------ Information given ------

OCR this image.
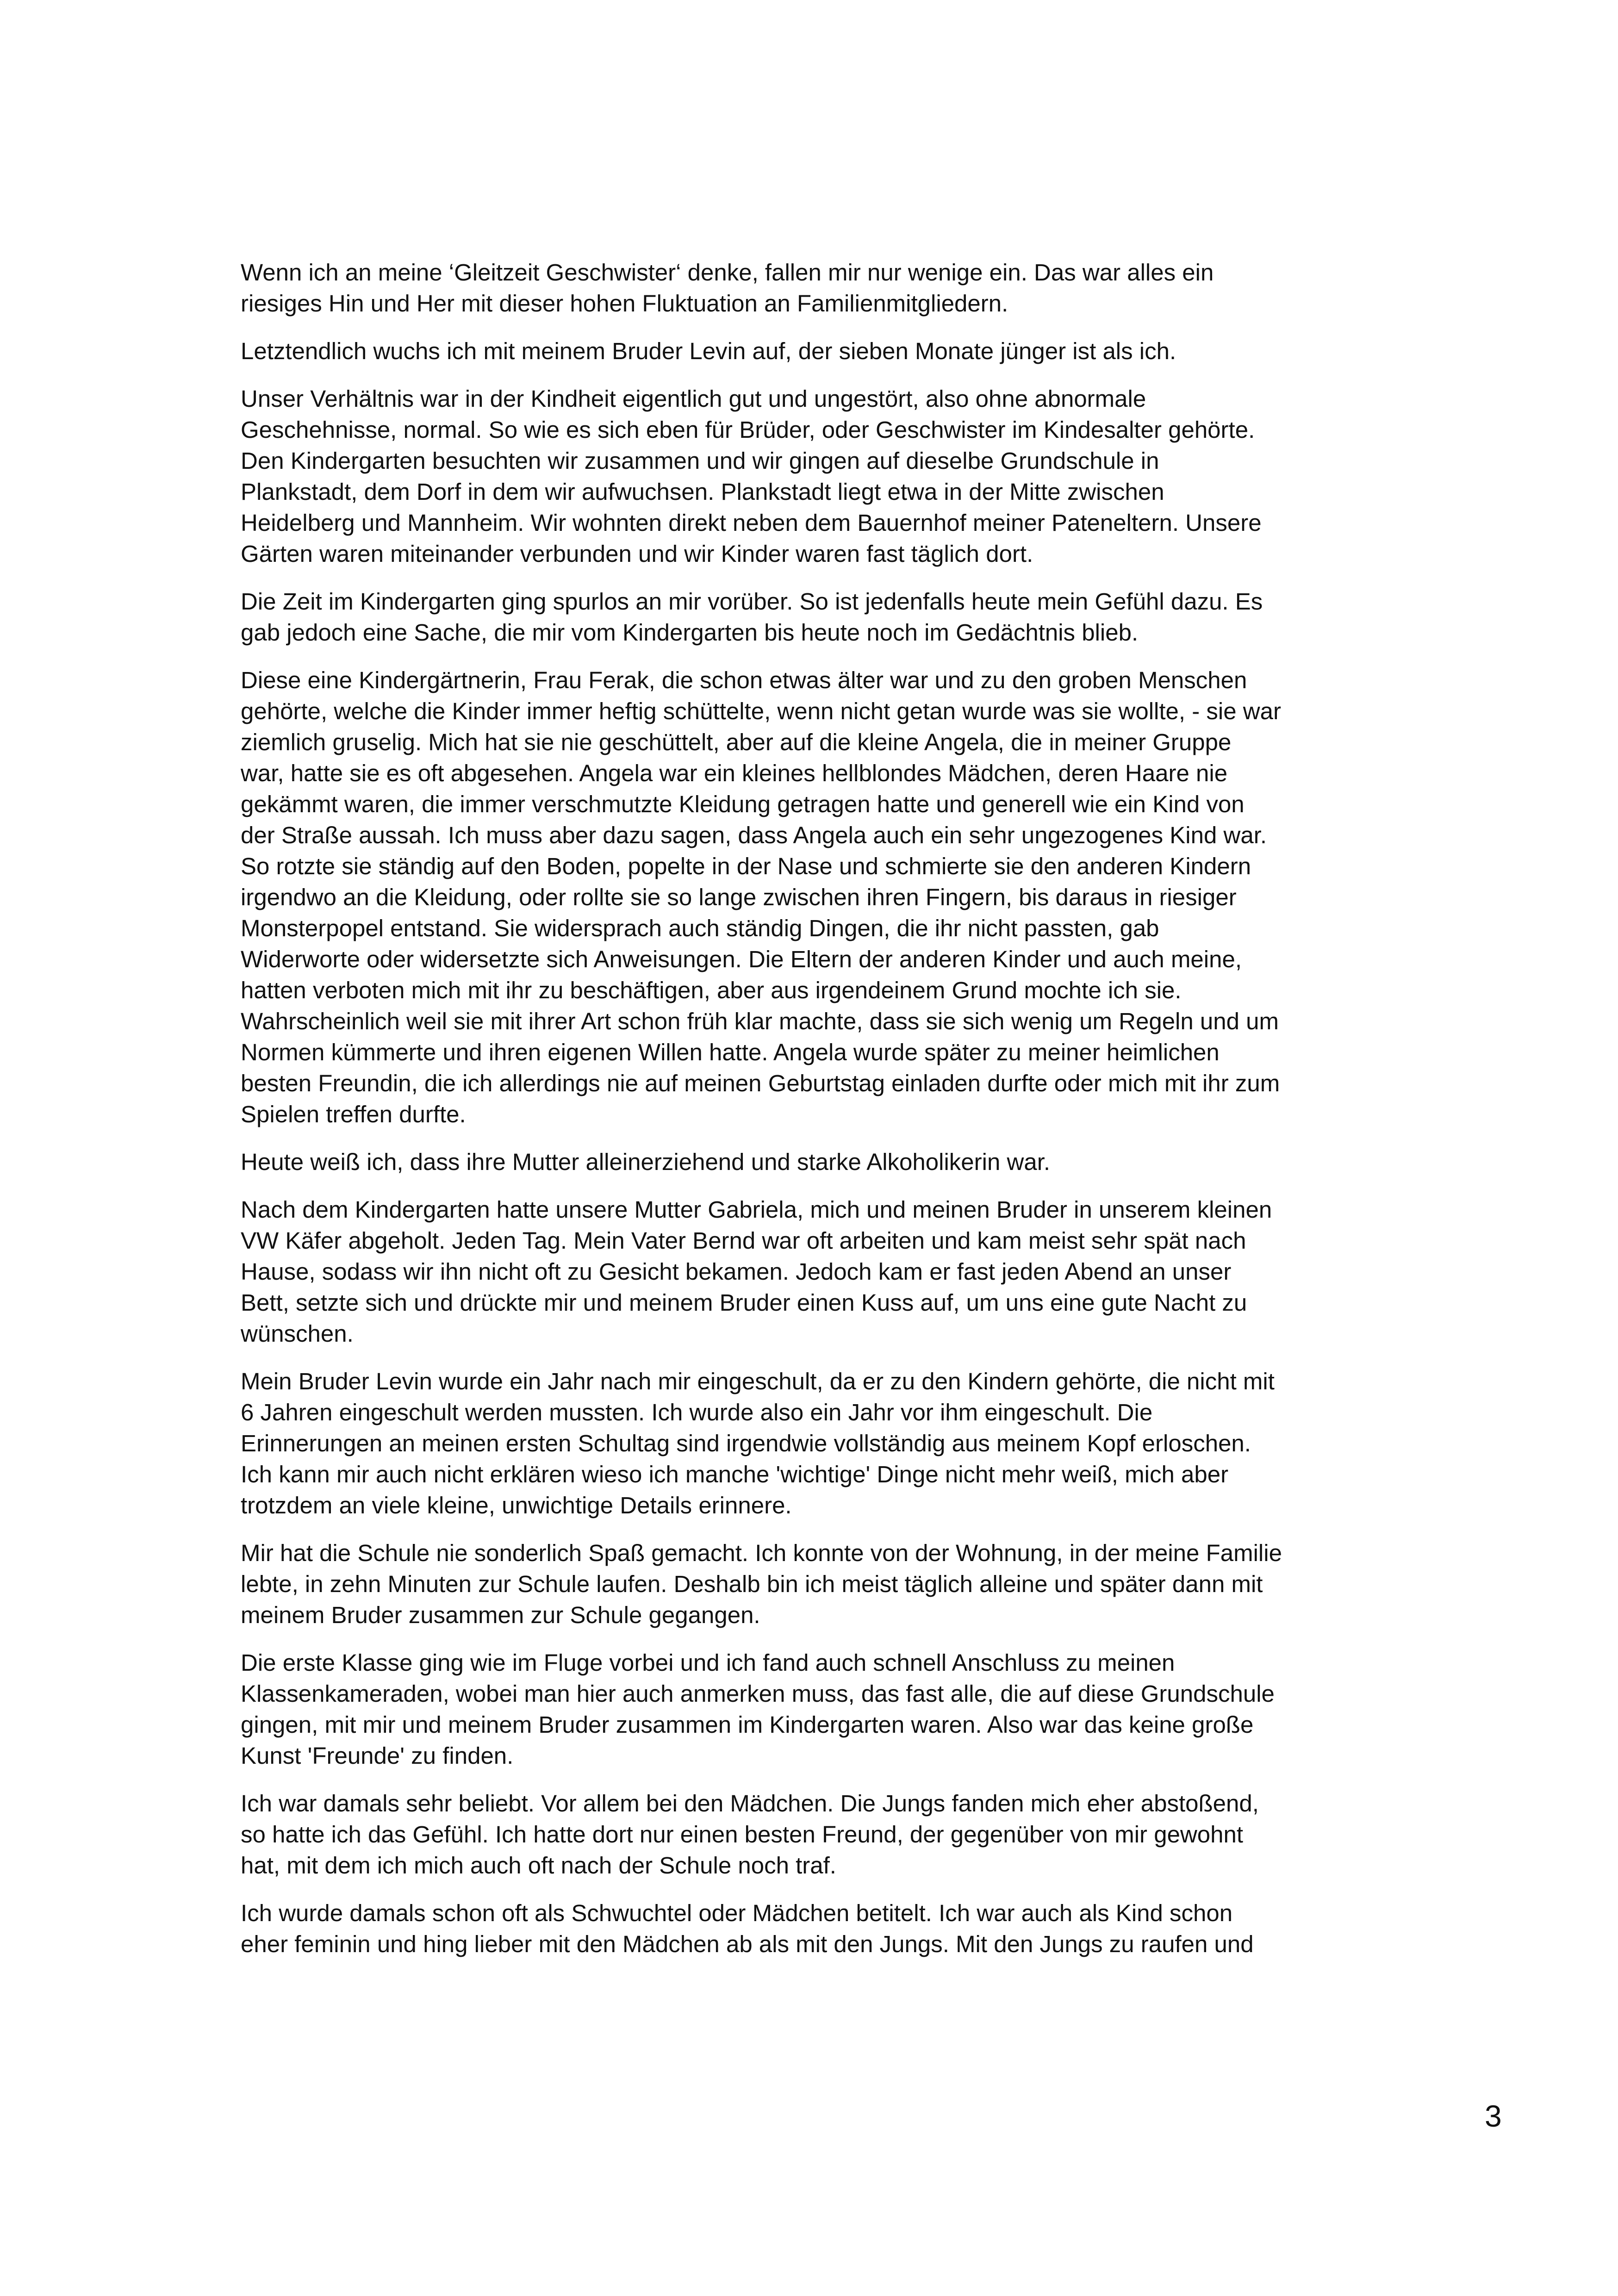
Wenn ich an meine ‘Gleitzeit Geschwister‘ denke, fallen mir nur wenige ein. Das war alles ein
riesiges Hin und Her mit dieser hohen Fluktuation an Familienmitgliedern.

Letztendlich wuchs ich mit meinem Bruder Levin auf, der sieben Monate jünger ist als ich.

Unser Verhältnis war in der Kindheit eigentlich gut und ungestört, also ohne abnormale
Geschehnisse, normal. So wie es sich eben für Brüder, oder Geschwister im Kindesalter gehörte.
Den Kindergarten besuchten wir zusammen und wir gingen auf dieselbe Grundschule in
Plankstadt, dem Dorf in dem wir aufwuchsen. Plankstadt liegt etwa in der Mitte zwischen
Heidelberg und Mannheim. Wir wohnten direkt neben dem Bauernhof meiner Pateneltern. Unsere
Gärten waren miteinander verbunden und wir Kinder waren fast täglich dort.

Die Zeit im Kindergarten ging spurlos an mir vorüber. So ist jedenfalls heute mein Gefühl dazu. Es
gab jedoch eine Sache, die mir vom Kindergarten bis heute noch im Gedächtnis blieb.

Diese eine Kindergärtnerin, Frau Ferak, die schon etwas älter war und zu den groben Menschen
gehörte, welche die Kinder immer heftig schüttelte, wenn nicht getan wurde was sie wollte, - sie war
ziemlich gruselig. Mich hat sie nie geschüttelt, aber auf die kleine Angela, die in meiner Gruppe
war, hatte sie es oft abgesehen. Angela war ein kleines hellblondes Mädchen, deren Haare nie
gekämmt waren, die immer verschmutzte Kleidung getragen hatte und generell wie ein Kind von
der Straße aussah. Ich muss aber dazu sagen, dass Angela auch ein sehr ungezogenes Kind war.
So rotzte sie ständig auf den Boden, popelte in der Nase und schmierte sie den anderen Kindern
irgendwo an die Kleidung, oder rollte sie so lange zwischen ihren Fingern, bis daraus in riesiger
Monsterpopel entstand. Sie widersprach auch ständig Dingen, die ihr nicht passten, gab
Widerworte oder widersetzte sich Anweisungen. Die Eltern der anderen Kinder und auch meine,
hatten verboten mich mit ihr zu beschäftigen, aber aus irgendeinem Grund mochte ich sie.
Wahrscheinlich weil sie mit ihrer Art schon früh klar machte, dass sie sich wenig um Regeln und um
Normen kümmerte und ihren eigenen Willen hatte. Angela wurde später zu meiner heimlichen
besten Freundin, die ich allerdings nie auf meinen Geburtstag einladen durfte oder mich mit ihr zum
Spielen treffen durfte.

Heute weiß ich, dass ihre Mutter alleinerziehend und starke Alkoholikerin war.

Nach dem Kindergarten hatte unsere Mutter Gabriela, mich und meinen Bruder in unserem kleinen
VW Käfer abgeholt. Jeden Tag. Mein Vater Bernd war oft arbeiten und kam meist sehr spät nach
Hause, sodass wir ihn nicht oft zu Gesicht bekamen. Jedoch kam er fast jeden Abend an unser
Bett, setzte sich und drückte mir und meinem Bruder einen Kuss auf, um uns eine gute Nacht zu
wünschen.

Mein Bruder Levin wurde ein Jahr nach mir eingeschult, da er zu den Kindern gehörte, die nicht mit
6 Jahren eingeschult werden mussten. Ich wurde also ein Jahr vor ihm eingeschult. Die
Erinnerungen an meinen ersten Schultag sind irgendwie vollständig aus meinem Kopf erloschen.
Ich kann mir auch nicht erklären wieso ich manche 'wichtige' Dinge nicht mehr weiß, mich aber
trotzdem an viele kleine, unwichtige Details erinnere.

Mir hat die Schule nie sonderlich Spaß gemacht. Ich konnte von der Wohnung, in der meine Familie
lebte, in zehn Minuten zur Schule laufen. Deshalb bin ich meist täglich alleine und später dann mit
meinem Bruder zusammen zur Schule gegangen.

Die erste Klasse ging wie im Fluge vorbei und ich fand auch schnell Anschluss zu meinen
Klassenkameraden, wobei man hier auch anmerken muss, das fast alle, die auf diese Grundschule
gingen, mit mir und meinem Bruder zusammen im Kindergarten waren. Also war das keine große
Kunst 'Freunde' zu finden.

Ich war damals sehr beliebt. Vor allem bei den Mädchen. Die Jungs fanden mich eher abstoßend,
so hatte ich das Gefühl. Ich hatte dort nur einen besten Freund, der gegenüber von mir gewohnt
hat, mit dem ich mich auch oft nach der Schule noch traf.

Ich wurde damals schon oft als Schwuchtel oder Mädchen betitelt. Ich war auch als Kind schon
eher feminin und hing lieber mit den Mädchen ab als mit den Jungs. Mit den Jungs zu raufen und

3
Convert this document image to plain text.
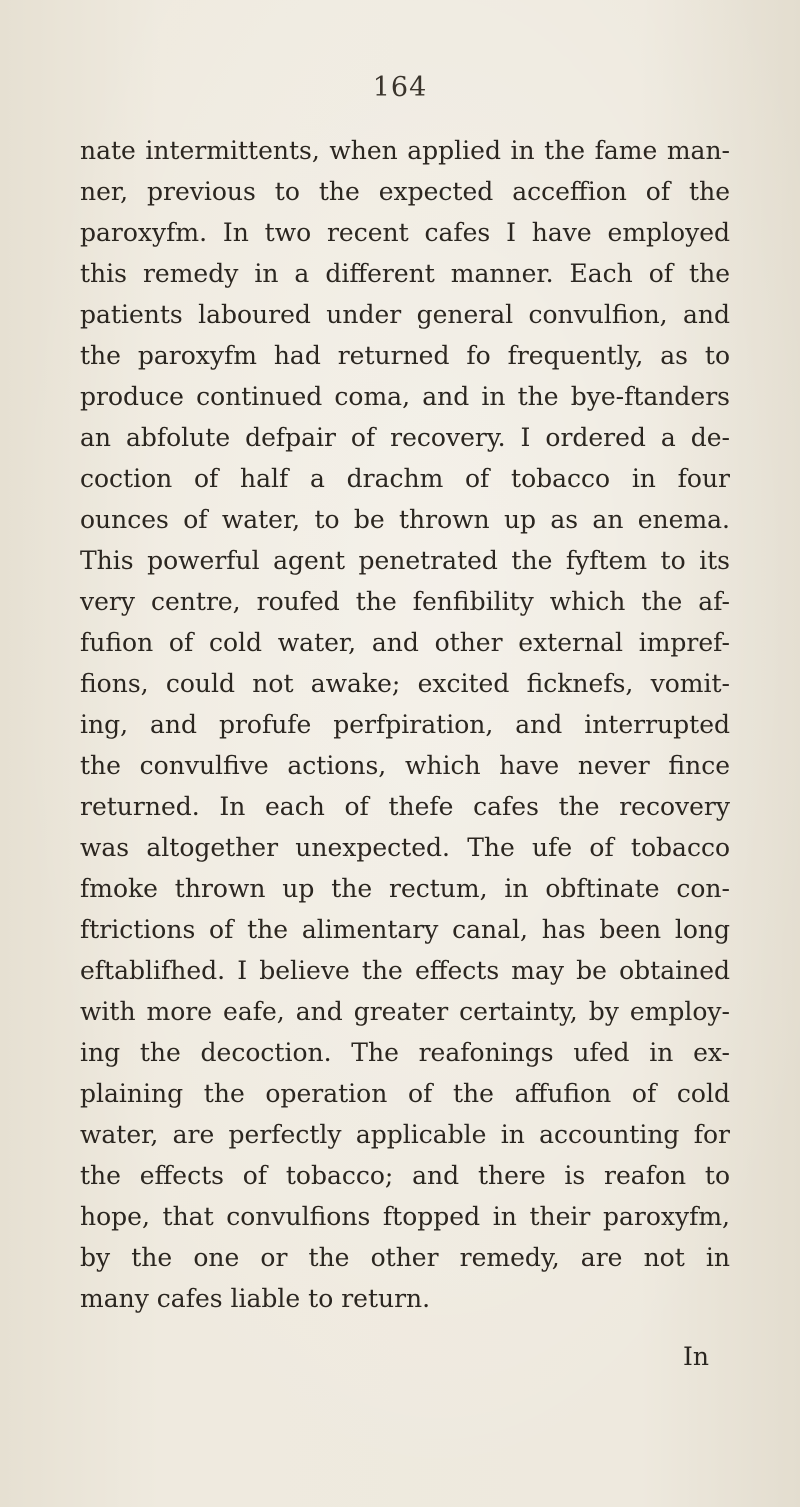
164
nate intermittents, when applied in the fame man-
ner, previous to the expected acceffion of the
paroxyfm. In two recent cafes I have employed
this remedy in a different manner. Each of the
patients laboured under general convulfion, and
the paroxyfm had returned fo frequently, as to
produce continued coma, and in the bye-ftanders
an abfolute defpair of recovery. I ordered a de-
coction of half a drachm of tobacco in four
ounces of water, to be thrown up as an enema.
This powerful agent penetrated the fyftem to its
very centre, roufed the fenfibility which the af-
fufion of cold water, and other external impref-
fions, could not awake; excited ficknefs, vomit-
ing, and profufe perfpiration, and interrupted
the convulfive actions, which have never fince
returned. In each of thefe cafes the recovery
was altogether unexpected. The ufe of tobacco
fmoke thrown up the rectum, in obftinate con-
ftrictions of the alimentary canal, has been long
eftablifhed. I believe the effects may be obtained
with more eafe, and greater certainty, by employ-
ing the decoction. The reafonings ufed in ex-
plaining the operation of the affufion of cold
water, are perfectly applicable in accounting for
the effects of tobacco; and there is reafon to
hope, that convulfions ftopped in their paroxyfm,
by the one or the other remedy, are not in
many cafes liable to return.
In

------

_What you have to do_: Transcribe each line above verbatim, with the pictures left out.

_Answer for this exercise_:
OCR this image.
Wenn ich an meine ‘Gleitzeit Geschwister‘ denke, fallen mir nur wenige ein. Das war alles ein
riesiges Hin und Her mit dieser hohen Fluktuation an Familienmitgliedern.

Letztendlich wuchs ich mit meinem Bruder Levin auf, der sieben Monate jünger ist als ich.

Unser Verhältnis war in der Kindheit eigentlich gut und ungestört, also ohne abnormale
Geschehnisse, normal. So wie es sich eben für Brüder, oder Geschwister im Kindesalter gehörte.
Den Kindergarten besuchten wir zusammen und wir gingen auf dieselbe Grundschule in
Plankstadt, dem Dorf in dem wir aufwuchsen. Plankstadt liegt etwa in der Mitte zwischen
Heidelberg und Mannheim. Wir wohnten direkt neben dem Bauernhof meiner Pateneltern. Unsere
Gärten waren miteinander verbunden und wir Kinder waren fast täglich dort.

Die Zeit im Kindergarten ging spurlos an mir vorüber. So ist jedenfalls heute mein Gefühl dazu. Es
gab jedoch eine Sache, die mir vom Kindergarten bis heute noch im Gedächtnis blieb.

Diese eine Kindergärtnerin, Frau Ferak, die schon etwas älter war und zu den groben Menschen
gehörte, welche die Kinder immer heftig schüttelte, wenn nicht getan wurde was sie wollte, - sie war
ziemlich gruselig. Mich hat sie nie geschüttelt, aber auf die kleine Angela, die in meiner Gruppe
war, hatte sie es oft abgesehen. Angela war ein kleines hellblondes Mädchen, deren Haare nie
gekämmt waren, die immer verschmutzte Kleidung getragen hatte und generell wie ein Kind von
der Straße aussah. Ich muss aber dazu sagen, dass Angela auch ein sehr ungezogenes Kind war.
So rotzte sie ständig auf den Boden, popelte in der Nase und schmierte sie den anderen Kindern
irgendwo an die Kleidung, oder rollte sie so lange zwischen ihren Fingern, bis daraus in riesiger
Monsterpopel entstand. Sie widersprach auch ständig Dingen, die ihr nicht passten, gab
Widerworte oder widersetzte sich Anweisungen. Die Eltern der anderen Kinder und auch meine,
hatten verboten mich mit ihr zu beschäftigen, aber aus irgendeinem Grund mochte ich sie.
Wahrscheinlich weil sie mit ihrer Art schon früh klar machte, dass sie sich wenig um Regeln und um
Normen kümmerte und ihren eigenen Willen hatte. Angela wurde später zu meiner heimlichen
besten Freundin, die ich allerdings nie auf meinen Geburtstag einladen durfte oder mich mit ihr zum
Spielen treffen durfte.

Heute weiß ich, dass ihre Mutter alleinerziehend und starke Alkoholikerin war.

Nach dem Kindergarten hatte unsere Mutter Gabriela, mich und meinen Bruder in unserem kleinen
VW Käfer abgeholt. Jeden Tag. Mein Vater Bernd war oft arbeiten und kam meist sehr spät nach
Hause, sodass wir ihn nicht oft zu Gesicht bekamen. Jedoch kam er fast jeden Abend an unser
Bett, setzte sich und drückte mir und meinem Bruder einen Kuss auf, um uns eine gute Nacht zu
wünschen.

Mein Bruder Levin wurde ein Jahr nach mir eingeschult, da er zu den Kindern gehörte, die nicht mit
6 Jahren eingeschult werden mussten. Ich wurde also ein Jahr vor ihm eingeschult. Die
Erinnerungen an meinen ersten Schultag sind irgendwie vollständig aus meinem Kopf erloschen.
Ich kann mir auch nicht erklären wieso ich manche 'wichtige' Dinge nicht mehr weiß, mich aber
trotzdem an viele kleine, unwichtige Details erinnere.

Mir hat die Schule nie sonderlich Spaß gemacht. Ich konnte von der Wohnung, in der meine Familie
lebte, in zehn Minuten zur Schule laufen. Deshalb bin ich meist täglich alleine und später dann mit
meinem Bruder zusammen zur Schule gegangen.

Die erste Klasse ging wie im Fluge vorbei und ich fand auch schnell Anschluss zu meinen
Klassenkameraden, wobei man hier auch anmerken muss, das fast alle, die auf diese Grundschule
gingen, mit mir und meinem Bruder zusammen im Kindergarten waren. Also war das keine große
Kunst 'Freunde' zu finden.

Ich war damals sehr beliebt. Vor allem bei den Mädchen. Die Jungs fanden mich eher abstoßend,
so hatte ich das Gefühl. Ich hatte dort nur einen besten Freund, der gegenüber von mir gewohnt
hat, mit dem ich mich auch oft nach der Schule noch traf.

Ich wurde damals schon oft als Schwuchtel oder Mädchen betitelt. Ich war auch als Kind schon
eher feminin und hing lieber mit den Mädchen ab als mit den Jungs. Mit den Jungs zu raufen und

3
Convert this document image to plain text.
164
nate intermittents, when applied in the fame man-
ner, previous to the expected acceffion of the
paroxyfm. In two recent cafes I have employed
this remedy in a different manner. Each of the
patients laboured under general convulfion, and
the paroxyfm had returned fo frequently, as to
produce continued coma, and in the bye-ftanders
an abfolute defpair of recovery. I ordered a de-
coction of half a drachm of tobacco in four
ounces of water, to be thrown up as an enema.
This powerful agent penetrated the fyftem to its
very centre, roufed the fenfibility which the af-
fufion of cold water, and other external impref-
fions, could not awake; excited ficknefs, vomit-
ing, and profufe perfpiration, and interrupted
the convulfive actions, which have never fince
returned. In each of thefe cafes the recovery
was altogether unexpected. The ufe of tobacco
fmoke thrown up the rectum, in obftinate con-
ftrictions of the alimentary canal, has been long
eftablifhed. I believe the effects may be obtained
with more eafe, and greater certainty, by employ-
ing the decoction. The reafonings ufed in ex-
plaining the operation of the affufion of cold
water, are perfectly applicable in accounting for
the effects of tobacco; and there is reafon to
hope, that convulfions ftopped in their paroxyfm,
by the one or the other remedy, are not in
many cafes liable to return.
In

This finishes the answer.